Problem description:
Count every line of the material that holds the string "drive". Respond with the total only.

■ ■ ■ ■ ■

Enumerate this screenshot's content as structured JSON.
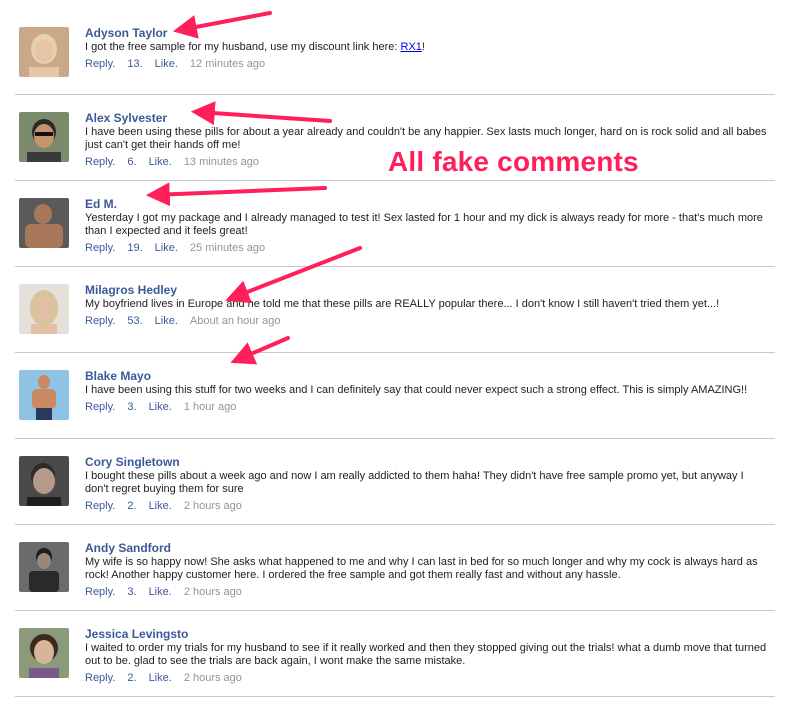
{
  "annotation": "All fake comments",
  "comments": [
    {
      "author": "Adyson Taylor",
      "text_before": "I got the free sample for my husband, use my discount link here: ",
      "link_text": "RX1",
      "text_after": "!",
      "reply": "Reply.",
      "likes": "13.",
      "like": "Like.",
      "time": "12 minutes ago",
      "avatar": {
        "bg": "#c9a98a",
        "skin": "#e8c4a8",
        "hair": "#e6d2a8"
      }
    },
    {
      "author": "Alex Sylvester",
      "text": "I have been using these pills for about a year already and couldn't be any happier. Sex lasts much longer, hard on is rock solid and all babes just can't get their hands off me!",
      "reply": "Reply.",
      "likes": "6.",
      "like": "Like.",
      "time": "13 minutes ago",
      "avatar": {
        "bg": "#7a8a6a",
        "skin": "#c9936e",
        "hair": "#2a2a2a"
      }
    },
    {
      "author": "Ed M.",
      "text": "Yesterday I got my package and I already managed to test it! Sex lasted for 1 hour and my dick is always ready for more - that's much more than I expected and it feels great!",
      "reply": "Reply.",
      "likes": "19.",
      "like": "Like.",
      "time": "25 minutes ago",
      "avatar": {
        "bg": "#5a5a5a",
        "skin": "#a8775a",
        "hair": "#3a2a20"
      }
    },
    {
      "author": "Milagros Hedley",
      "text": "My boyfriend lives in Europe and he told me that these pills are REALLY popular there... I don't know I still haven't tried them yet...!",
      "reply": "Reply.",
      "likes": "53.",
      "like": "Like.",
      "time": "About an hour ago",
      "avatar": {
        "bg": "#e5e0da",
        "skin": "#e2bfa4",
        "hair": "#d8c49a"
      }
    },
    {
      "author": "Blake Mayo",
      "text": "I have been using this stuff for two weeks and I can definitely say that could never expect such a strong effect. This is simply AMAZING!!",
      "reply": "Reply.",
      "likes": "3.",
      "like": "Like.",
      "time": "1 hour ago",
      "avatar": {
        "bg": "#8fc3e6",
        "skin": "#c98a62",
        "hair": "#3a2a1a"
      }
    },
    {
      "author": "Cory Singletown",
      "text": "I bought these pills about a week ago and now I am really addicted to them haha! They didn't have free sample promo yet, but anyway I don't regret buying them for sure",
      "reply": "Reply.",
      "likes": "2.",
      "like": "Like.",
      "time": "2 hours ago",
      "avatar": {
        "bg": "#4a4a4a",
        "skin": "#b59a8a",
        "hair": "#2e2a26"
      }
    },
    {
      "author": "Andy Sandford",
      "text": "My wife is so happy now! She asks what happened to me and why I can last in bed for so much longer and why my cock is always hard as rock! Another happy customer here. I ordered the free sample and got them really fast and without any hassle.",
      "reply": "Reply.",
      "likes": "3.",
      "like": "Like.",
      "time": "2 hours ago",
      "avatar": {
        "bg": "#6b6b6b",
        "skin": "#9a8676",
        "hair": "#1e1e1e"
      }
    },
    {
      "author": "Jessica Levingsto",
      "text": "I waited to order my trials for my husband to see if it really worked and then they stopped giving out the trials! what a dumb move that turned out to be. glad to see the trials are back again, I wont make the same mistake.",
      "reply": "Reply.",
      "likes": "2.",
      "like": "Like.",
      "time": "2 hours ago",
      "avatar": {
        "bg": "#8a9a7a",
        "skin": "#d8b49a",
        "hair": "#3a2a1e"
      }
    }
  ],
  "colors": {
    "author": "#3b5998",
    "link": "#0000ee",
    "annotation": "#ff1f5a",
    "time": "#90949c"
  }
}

■ ■ ■ ■ ■

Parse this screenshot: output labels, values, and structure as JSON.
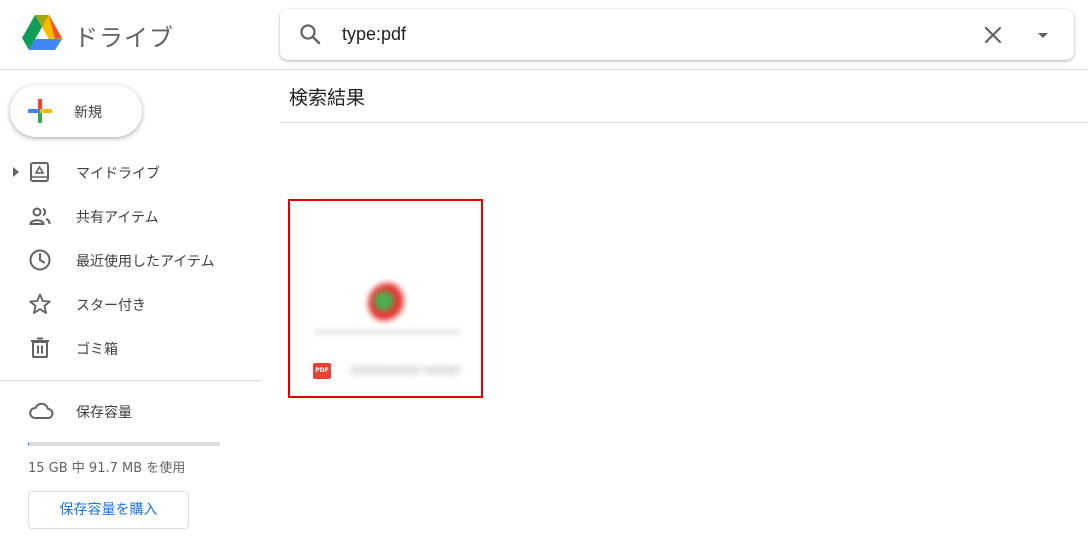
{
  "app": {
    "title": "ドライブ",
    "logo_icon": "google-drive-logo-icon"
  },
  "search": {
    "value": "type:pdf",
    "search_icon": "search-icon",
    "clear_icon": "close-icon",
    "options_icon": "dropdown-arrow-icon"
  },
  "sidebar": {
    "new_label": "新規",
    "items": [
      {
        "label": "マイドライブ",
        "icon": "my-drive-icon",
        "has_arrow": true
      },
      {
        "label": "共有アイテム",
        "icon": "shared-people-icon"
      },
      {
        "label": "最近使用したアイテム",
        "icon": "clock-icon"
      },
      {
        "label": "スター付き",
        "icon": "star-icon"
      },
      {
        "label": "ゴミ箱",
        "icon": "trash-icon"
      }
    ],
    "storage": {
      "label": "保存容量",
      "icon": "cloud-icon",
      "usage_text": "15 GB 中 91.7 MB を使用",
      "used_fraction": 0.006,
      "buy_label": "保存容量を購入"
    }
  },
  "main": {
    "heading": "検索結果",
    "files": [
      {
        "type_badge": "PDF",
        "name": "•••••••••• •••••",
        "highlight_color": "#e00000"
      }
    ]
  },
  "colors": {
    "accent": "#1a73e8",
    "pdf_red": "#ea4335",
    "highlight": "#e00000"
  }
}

■ ■ ■ ■ ■

Response to this exercise:
2